What is required
Show all lines holding the string "state".
Start of The records
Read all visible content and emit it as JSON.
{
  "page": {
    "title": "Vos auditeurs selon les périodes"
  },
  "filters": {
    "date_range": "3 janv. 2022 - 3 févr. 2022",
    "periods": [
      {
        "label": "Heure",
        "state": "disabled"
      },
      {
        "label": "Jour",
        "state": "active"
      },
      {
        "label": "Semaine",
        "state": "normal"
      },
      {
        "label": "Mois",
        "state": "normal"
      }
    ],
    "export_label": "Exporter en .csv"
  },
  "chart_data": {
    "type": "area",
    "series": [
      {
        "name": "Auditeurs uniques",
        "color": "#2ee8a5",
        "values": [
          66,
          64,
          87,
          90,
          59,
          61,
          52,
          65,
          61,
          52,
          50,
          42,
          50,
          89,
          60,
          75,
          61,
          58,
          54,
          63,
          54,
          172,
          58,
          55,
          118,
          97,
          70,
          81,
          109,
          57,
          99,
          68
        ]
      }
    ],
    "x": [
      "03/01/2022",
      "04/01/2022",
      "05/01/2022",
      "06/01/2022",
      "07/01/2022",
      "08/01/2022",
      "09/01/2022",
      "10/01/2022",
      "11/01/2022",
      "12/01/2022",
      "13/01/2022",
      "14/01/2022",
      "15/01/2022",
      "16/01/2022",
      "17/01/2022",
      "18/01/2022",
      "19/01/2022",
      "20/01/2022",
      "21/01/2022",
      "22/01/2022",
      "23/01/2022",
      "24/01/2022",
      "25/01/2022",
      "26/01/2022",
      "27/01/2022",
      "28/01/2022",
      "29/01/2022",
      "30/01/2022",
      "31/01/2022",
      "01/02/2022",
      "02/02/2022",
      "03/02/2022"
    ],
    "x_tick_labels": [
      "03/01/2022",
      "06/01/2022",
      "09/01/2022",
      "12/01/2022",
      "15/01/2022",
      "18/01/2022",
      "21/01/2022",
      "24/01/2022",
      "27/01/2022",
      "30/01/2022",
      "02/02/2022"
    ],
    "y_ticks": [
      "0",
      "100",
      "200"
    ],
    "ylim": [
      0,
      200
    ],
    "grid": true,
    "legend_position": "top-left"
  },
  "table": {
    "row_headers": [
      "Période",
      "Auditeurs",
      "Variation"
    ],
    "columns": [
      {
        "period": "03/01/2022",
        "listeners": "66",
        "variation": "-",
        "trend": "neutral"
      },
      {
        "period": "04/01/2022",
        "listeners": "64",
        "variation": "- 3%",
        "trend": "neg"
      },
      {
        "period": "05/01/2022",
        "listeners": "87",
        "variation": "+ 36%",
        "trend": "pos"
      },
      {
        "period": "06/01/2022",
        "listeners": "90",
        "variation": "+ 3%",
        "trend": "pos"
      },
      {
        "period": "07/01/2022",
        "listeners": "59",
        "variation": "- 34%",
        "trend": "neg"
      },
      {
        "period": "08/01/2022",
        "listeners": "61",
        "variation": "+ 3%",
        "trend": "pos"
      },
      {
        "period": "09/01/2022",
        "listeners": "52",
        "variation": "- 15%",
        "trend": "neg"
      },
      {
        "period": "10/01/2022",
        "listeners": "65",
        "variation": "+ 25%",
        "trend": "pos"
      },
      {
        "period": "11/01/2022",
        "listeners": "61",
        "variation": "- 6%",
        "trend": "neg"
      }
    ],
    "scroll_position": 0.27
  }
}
End of The records
Response
        "state": "disabled"
        "state": "active"
        "state": "normal"
        "state": "normal"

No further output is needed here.